WORK TO BE COMPLETED:
Rewrite the listing below with every "column-header" replaced by "table-heading" and nothing else changed. Leave the pictures out.

————————

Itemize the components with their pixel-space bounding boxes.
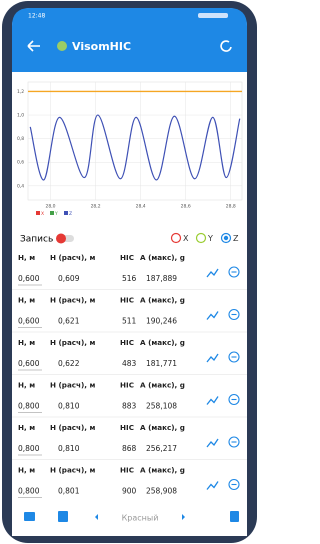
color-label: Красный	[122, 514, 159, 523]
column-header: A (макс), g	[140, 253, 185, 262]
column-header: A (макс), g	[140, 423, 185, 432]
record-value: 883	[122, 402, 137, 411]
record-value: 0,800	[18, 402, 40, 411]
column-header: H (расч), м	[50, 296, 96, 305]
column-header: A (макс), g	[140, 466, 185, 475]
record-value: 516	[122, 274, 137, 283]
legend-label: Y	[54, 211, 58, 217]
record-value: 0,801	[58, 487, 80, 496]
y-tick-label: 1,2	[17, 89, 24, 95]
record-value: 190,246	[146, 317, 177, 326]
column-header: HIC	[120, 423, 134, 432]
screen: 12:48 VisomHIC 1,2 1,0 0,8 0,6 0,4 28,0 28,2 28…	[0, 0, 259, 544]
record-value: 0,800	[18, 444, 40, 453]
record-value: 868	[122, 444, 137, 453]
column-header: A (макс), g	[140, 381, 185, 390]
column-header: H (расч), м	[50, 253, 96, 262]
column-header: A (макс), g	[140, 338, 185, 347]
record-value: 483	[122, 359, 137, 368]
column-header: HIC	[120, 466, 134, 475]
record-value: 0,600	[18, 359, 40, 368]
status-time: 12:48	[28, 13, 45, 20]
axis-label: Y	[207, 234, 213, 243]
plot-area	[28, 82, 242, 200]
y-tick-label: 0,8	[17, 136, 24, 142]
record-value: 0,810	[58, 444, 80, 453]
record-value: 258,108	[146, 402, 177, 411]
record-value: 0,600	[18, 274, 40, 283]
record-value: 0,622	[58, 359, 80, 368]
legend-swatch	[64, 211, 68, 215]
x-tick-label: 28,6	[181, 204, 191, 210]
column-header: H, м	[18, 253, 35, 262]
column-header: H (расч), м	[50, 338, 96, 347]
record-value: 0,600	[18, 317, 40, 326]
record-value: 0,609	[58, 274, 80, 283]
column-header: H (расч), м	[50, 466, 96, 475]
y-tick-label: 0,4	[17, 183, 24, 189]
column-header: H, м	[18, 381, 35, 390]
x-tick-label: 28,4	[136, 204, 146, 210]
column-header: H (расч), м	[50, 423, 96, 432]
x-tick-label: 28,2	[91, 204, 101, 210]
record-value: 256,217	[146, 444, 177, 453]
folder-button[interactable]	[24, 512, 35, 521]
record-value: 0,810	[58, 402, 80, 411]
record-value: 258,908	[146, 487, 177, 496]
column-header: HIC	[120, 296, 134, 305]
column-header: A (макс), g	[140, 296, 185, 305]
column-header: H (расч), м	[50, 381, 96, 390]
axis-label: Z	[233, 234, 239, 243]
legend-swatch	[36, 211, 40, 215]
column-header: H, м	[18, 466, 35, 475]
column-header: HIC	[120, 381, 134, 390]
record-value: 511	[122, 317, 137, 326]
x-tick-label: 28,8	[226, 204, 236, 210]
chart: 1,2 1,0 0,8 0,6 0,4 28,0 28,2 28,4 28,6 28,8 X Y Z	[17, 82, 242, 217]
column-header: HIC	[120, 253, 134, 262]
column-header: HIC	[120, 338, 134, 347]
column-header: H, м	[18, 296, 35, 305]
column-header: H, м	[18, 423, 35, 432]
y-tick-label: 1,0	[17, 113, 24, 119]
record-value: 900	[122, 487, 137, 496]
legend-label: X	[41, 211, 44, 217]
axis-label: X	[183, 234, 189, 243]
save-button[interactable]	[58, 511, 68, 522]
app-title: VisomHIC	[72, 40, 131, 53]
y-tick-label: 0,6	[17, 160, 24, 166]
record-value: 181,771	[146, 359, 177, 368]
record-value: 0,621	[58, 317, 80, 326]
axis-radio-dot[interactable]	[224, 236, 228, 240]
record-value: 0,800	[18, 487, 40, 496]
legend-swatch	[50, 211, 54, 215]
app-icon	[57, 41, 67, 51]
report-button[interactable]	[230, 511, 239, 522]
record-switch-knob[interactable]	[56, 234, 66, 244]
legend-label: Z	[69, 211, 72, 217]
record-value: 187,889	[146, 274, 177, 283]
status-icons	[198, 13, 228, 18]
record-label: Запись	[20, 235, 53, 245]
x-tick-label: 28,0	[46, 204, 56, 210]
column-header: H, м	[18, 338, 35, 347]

————————

SOLVED EXERCISE:
Itemize the components with their pixel-space bounding boxes.
color-label: Красный	[122, 514, 159, 523]
table-heading: A (макс), g	[140, 253, 185, 262]
table-heading: A (макс), g	[140, 423, 185, 432]
record-value: 883	[122, 402, 137, 411]
record-value: 0,800	[18, 402, 40, 411]
table-heading: H (расч), м	[50, 296, 96, 305]
table-heading: A (макс), g	[140, 466, 185, 475]
record-value: 516	[122, 274, 137, 283]
legend-label: Y	[54, 211, 58, 217]
record-value: 0,801	[58, 487, 80, 496]
y-tick-label: 1,2	[17, 89, 24, 95]
record-value: 190,246	[146, 317, 177, 326]
table-heading: HIC	[120, 423, 134, 432]
screen: 12:48 VisomHIC 1,2 1,0 0,8 0,6 0,4 28,0 28,2 28…	[0, 0, 259, 544]
record-value: 0,800	[18, 444, 40, 453]
record-value: 868	[122, 444, 137, 453]
table-heading: A (макс), g	[140, 381, 185, 390]
table-heading: H (расч), м	[50, 253, 96, 262]
table-heading: A (макс), g	[140, 338, 185, 347]
record-value: 483	[122, 359, 137, 368]
table-heading: HIC	[120, 466, 134, 475]
record-value: 0,600	[18, 359, 40, 368]
status-time: 12:48	[28, 13, 45, 20]
axis-label: Y	[207, 234, 213, 243]
plot-area	[28, 82, 242, 200]
y-tick-label: 0,8	[17, 136, 24, 142]
record-value: 0,810	[58, 444, 80, 453]
record-value: 258,108	[146, 402, 177, 411]
record-value: 0,600	[18, 274, 40, 283]
record-value: 0,622	[58, 359, 80, 368]
legend-swatch	[64, 211, 68, 215]
x-tick-label: 28,6	[181, 204, 191, 210]
table-heading: H, м	[18, 253, 35, 262]
table-heading: H (расч), м	[50, 338, 96, 347]
record-value: 0,600	[18, 317, 40, 326]
record-value: 0,609	[58, 274, 80, 283]
table-heading: H (расч), м	[50, 466, 96, 475]
y-tick-label: 0,4	[17, 183, 24, 189]
table-heading: H, м	[18, 381, 35, 390]
x-tick-label: 28,4	[136, 204, 146, 210]
table-heading: H (расч), м	[50, 423, 96, 432]
x-tick-label: 28,2	[91, 204, 101, 210]
record-value: 256,217	[146, 444, 177, 453]
folder-button[interactable]	[24, 512, 35, 521]
record-value: 0,810	[58, 402, 80, 411]
record-value: 258,908	[146, 487, 177, 496]
table-heading: HIC	[120, 296, 134, 305]
table-heading: A (макс), g	[140, 296, 185, 305]
table-heading: H (расч), м	[50, 381, 96, 390]
axis-label: Z	[233, 234, 239, 243]
legend-swatch	[36, 211, 40, 215]
table-heading: H, м	[18, 466, 35, 475]
table-heading: HIC	[120, 381, 134, 390]
record-value: 511	[122, 317, 137, 326]
x-tick-label: 28,8	[226, 204, 236, 210]
chart: 1,2 1,0 0,8 0,6 0,4 28,0 28,2 28,4 28,6 28,8 X Y Z	[17, 82, 242, 217]
table-heading: HIC	[120, 253, 134, 262]
table-heading: HIC	[120, 338, 134, 347]
table-heading: H, м	[18, 296, 35, 305]
table-heading: H, м	[18, 423, 35, 432]
y-tick-label: 1,0	[17, 113, 24, 119]
record-value: 900	[122, 487, 137, 496]
legend-label: X	[41, 211, 44, 217]
axis-label: X	[183, 234, 189, 243]
save-button[interactable]	[58, 511, 68, 522]
app-title: VisomHIC	[72, 40, 131, 53]
y-tick-label: 0,6	[17, 160, 24, 166]
record-value: 181,771	[146, 359, 177, 368]
record-value: 0,621	[58, 317, 80, 326]
axis-radio-dot[interactable]	[224, 236, 228, 240]
record-value: 0,800	[18, 487, 40, 496]
legend-swatch	[50, 211, 54, 215]
app-icon	[57, 41, 67, 51]
report-button[interactable]	[230, 511, 239, 522]
record-switch-knob[interactable]	[56, 234, 66, 244]
legend-label: Z	[69, 211, 72, 217]
record-value: 187,889	[146, 274, 177, 283]
status-icons	[198, 13, 228, 18]
record-label: Запись	[20, 235, 53, 245]
x-tick-label: 28,0	[46, 204, 56, 210]
table-heading: H, м	[18, 338, 35, 347]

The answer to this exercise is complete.